▶ _Exercise directions_
Keep only the lines that hold the string "установлено", filtering out the rest of the entries below.

▶ _Supplied records_

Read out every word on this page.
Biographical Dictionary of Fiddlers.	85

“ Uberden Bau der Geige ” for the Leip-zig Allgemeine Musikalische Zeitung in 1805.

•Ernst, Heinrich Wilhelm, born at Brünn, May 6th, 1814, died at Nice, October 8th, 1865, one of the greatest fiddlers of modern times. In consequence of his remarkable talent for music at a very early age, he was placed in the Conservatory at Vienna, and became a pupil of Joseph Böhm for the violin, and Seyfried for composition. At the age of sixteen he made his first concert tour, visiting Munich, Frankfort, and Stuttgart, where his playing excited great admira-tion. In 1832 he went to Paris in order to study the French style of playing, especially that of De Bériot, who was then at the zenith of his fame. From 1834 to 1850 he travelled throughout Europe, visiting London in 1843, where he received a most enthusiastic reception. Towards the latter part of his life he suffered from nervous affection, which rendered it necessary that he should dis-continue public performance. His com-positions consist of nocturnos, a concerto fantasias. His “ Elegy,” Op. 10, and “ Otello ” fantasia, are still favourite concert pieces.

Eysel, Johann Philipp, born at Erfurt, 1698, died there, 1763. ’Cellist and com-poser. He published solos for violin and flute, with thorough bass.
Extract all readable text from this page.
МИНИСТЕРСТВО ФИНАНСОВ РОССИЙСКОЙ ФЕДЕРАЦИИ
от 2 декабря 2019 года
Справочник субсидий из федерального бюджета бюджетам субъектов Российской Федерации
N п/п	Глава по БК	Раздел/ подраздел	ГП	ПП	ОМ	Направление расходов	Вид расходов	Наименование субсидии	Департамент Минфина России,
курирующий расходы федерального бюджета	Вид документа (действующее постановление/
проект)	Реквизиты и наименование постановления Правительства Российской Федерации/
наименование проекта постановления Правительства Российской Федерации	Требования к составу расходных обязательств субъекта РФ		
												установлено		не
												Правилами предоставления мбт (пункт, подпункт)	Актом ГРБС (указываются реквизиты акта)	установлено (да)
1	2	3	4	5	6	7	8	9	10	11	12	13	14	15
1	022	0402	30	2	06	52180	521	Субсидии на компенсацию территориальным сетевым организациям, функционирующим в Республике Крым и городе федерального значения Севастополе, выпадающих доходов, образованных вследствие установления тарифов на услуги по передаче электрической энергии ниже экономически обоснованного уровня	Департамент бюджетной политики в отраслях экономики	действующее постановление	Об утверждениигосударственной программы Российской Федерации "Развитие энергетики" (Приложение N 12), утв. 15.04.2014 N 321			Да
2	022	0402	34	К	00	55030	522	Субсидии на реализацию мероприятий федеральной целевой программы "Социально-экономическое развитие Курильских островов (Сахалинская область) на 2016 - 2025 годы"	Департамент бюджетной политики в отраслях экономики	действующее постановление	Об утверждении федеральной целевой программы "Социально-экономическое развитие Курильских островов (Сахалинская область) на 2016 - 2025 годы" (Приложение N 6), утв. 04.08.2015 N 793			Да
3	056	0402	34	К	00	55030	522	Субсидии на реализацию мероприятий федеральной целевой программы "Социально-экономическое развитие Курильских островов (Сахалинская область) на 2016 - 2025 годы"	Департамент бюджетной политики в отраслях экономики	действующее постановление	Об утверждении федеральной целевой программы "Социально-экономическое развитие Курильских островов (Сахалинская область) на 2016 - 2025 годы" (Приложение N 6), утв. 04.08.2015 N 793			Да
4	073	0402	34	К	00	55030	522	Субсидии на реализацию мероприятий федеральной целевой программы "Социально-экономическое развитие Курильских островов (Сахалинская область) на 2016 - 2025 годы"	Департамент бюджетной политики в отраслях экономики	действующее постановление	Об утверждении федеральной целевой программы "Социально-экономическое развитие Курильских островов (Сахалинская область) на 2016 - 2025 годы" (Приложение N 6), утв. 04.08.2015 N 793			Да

* * *

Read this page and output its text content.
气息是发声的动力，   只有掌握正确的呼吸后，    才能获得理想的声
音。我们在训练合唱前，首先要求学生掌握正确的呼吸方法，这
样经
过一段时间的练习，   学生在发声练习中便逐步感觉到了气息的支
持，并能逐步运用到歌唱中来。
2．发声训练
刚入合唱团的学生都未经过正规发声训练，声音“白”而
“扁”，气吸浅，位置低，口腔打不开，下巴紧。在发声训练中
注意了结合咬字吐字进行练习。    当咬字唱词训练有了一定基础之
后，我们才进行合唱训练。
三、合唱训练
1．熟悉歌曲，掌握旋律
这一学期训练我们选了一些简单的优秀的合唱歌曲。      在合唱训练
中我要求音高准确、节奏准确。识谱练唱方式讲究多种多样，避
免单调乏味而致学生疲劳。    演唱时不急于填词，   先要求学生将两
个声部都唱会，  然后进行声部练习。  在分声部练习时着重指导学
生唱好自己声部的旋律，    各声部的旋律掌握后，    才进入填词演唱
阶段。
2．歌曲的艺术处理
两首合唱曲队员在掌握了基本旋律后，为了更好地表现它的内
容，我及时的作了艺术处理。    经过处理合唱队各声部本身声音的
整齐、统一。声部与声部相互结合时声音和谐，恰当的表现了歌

▶ _The reply_
												установлено		не
												Правилами предоставления мбт (пункт, подпункт)	Актом ГРБС (указываются реквизиты акта)	установлено (да)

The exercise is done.